## [PROMPT]
Using the records below, locate all lines containing "dSTEC" and return them.
DATA start
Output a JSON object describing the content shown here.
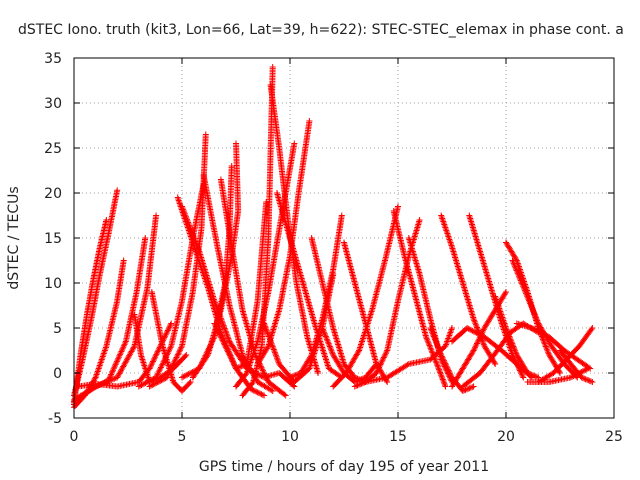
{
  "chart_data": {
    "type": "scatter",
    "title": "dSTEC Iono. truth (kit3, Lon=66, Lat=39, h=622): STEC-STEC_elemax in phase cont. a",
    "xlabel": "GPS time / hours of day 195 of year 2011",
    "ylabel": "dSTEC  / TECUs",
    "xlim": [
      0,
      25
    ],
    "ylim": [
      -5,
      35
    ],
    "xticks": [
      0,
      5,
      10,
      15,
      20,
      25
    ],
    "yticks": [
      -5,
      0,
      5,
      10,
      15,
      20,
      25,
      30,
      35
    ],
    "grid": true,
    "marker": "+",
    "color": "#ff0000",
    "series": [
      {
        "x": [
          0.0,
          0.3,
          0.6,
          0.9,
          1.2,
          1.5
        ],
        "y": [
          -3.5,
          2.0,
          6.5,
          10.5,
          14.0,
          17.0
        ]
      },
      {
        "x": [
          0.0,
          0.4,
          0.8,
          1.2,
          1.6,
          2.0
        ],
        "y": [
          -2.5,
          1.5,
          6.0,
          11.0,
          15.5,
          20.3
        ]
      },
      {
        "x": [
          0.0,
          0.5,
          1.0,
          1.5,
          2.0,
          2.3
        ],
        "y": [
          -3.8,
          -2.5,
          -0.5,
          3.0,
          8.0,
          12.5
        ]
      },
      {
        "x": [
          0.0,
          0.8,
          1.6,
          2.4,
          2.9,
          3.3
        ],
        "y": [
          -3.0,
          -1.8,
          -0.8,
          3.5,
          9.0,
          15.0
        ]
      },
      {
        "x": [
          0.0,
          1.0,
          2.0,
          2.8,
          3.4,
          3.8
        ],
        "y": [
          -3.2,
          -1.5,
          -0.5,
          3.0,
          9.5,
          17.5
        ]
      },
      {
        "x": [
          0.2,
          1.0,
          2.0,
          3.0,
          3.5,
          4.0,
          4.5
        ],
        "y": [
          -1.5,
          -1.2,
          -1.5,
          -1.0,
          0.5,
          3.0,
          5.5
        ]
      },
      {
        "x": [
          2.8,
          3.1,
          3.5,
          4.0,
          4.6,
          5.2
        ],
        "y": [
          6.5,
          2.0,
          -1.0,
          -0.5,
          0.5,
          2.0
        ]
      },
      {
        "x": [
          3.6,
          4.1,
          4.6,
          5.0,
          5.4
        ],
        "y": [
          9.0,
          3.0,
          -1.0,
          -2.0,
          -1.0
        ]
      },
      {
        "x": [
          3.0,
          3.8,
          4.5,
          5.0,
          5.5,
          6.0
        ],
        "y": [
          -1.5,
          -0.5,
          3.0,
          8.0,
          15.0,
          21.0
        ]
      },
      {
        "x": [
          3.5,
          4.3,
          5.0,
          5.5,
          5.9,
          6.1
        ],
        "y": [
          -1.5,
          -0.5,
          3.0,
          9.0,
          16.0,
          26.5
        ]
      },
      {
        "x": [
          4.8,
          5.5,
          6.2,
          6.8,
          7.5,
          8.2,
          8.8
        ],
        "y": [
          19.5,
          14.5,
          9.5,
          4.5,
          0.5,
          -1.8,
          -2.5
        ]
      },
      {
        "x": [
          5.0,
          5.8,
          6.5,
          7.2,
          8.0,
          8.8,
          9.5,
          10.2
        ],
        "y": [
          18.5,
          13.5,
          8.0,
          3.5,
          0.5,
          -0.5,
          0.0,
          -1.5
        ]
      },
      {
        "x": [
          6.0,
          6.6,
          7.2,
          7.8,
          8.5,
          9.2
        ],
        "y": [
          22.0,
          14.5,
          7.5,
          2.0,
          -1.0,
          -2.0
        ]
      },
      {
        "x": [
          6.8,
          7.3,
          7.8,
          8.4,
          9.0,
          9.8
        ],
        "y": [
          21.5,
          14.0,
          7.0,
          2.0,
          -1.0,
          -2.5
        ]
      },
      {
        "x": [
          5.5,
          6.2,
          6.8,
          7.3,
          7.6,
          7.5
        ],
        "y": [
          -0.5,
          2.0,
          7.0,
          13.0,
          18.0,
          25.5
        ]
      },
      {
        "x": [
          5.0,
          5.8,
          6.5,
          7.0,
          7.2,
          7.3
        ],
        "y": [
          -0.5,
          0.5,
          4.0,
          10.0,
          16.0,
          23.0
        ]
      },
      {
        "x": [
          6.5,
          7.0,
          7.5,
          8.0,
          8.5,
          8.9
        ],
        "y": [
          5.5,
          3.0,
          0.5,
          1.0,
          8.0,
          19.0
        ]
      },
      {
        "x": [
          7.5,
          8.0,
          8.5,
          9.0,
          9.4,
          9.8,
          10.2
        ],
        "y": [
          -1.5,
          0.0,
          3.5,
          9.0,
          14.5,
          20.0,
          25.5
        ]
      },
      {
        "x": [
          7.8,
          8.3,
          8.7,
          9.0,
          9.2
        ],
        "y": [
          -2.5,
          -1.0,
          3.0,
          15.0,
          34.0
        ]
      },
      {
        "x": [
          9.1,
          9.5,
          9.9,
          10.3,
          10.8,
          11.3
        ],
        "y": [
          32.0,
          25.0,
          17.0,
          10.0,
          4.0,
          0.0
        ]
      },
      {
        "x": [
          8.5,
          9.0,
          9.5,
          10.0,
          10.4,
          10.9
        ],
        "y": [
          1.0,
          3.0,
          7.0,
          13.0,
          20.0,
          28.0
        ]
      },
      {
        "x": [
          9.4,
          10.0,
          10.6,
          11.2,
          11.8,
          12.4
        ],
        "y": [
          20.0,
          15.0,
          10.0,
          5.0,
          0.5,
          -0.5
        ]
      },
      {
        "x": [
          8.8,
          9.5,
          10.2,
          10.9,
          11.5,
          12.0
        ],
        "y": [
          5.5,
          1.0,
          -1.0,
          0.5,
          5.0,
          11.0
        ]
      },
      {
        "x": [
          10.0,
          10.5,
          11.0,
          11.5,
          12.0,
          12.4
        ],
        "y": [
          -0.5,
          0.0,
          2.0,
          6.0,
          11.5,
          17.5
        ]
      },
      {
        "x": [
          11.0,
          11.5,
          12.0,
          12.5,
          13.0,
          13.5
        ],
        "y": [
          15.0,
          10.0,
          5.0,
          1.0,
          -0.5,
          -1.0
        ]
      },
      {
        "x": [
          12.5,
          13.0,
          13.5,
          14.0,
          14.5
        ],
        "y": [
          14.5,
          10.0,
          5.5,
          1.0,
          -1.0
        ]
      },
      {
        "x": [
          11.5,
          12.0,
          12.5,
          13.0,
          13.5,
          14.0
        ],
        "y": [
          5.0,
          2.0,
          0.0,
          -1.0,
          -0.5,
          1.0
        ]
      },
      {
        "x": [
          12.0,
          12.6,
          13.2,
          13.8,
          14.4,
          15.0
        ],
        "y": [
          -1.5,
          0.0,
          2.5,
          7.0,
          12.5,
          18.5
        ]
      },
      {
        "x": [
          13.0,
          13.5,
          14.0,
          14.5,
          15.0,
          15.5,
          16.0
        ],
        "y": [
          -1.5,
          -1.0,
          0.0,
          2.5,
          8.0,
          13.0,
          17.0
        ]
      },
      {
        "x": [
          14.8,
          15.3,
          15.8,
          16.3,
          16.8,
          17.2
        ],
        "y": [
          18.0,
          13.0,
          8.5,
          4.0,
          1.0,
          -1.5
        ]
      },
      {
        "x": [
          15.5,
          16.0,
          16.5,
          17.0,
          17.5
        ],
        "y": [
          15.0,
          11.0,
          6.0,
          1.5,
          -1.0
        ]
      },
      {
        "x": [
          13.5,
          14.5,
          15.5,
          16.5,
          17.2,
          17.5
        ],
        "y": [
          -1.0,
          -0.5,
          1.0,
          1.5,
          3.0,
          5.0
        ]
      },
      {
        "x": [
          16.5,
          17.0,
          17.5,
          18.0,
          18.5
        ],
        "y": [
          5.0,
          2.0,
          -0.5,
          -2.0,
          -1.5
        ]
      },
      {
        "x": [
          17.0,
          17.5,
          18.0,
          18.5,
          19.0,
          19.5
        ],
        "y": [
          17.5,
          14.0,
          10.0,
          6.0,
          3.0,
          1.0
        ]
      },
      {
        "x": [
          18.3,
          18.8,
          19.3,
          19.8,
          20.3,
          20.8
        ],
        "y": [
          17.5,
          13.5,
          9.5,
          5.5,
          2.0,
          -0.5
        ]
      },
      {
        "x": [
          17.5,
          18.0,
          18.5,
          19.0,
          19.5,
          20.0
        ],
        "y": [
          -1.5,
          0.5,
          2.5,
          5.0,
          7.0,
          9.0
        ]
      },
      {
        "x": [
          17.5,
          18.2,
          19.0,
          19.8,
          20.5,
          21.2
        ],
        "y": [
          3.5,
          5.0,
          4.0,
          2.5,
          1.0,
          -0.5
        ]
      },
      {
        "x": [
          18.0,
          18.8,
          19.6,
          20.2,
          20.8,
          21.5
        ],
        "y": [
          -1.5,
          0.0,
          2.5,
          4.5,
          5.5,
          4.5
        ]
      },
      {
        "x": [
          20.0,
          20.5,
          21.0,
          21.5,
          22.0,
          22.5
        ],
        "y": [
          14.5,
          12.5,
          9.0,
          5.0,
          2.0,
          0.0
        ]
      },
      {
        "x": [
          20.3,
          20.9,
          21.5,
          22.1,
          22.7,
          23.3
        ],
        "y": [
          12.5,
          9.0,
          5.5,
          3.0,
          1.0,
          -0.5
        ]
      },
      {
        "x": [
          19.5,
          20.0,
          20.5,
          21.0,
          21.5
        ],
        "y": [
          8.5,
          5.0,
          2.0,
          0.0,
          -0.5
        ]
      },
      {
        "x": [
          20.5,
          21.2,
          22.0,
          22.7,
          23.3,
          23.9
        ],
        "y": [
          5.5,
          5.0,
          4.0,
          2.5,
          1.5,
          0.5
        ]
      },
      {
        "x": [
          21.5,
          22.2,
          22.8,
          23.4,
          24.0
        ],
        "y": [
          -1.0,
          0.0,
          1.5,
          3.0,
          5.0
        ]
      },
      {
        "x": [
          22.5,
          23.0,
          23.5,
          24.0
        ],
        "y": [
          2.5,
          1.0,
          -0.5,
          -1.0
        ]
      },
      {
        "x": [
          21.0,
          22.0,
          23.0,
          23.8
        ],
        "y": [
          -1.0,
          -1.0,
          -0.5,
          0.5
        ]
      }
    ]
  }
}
DATA end
## [SOLUTION FOR THIS TASK]
    "title": "dSTEC Iono. truth (kit3, Lon=66, Lat=39, h=622): STEC-STEC_elemax in phase cont. a",
    "ylabel": "dSTEC  / TECUs",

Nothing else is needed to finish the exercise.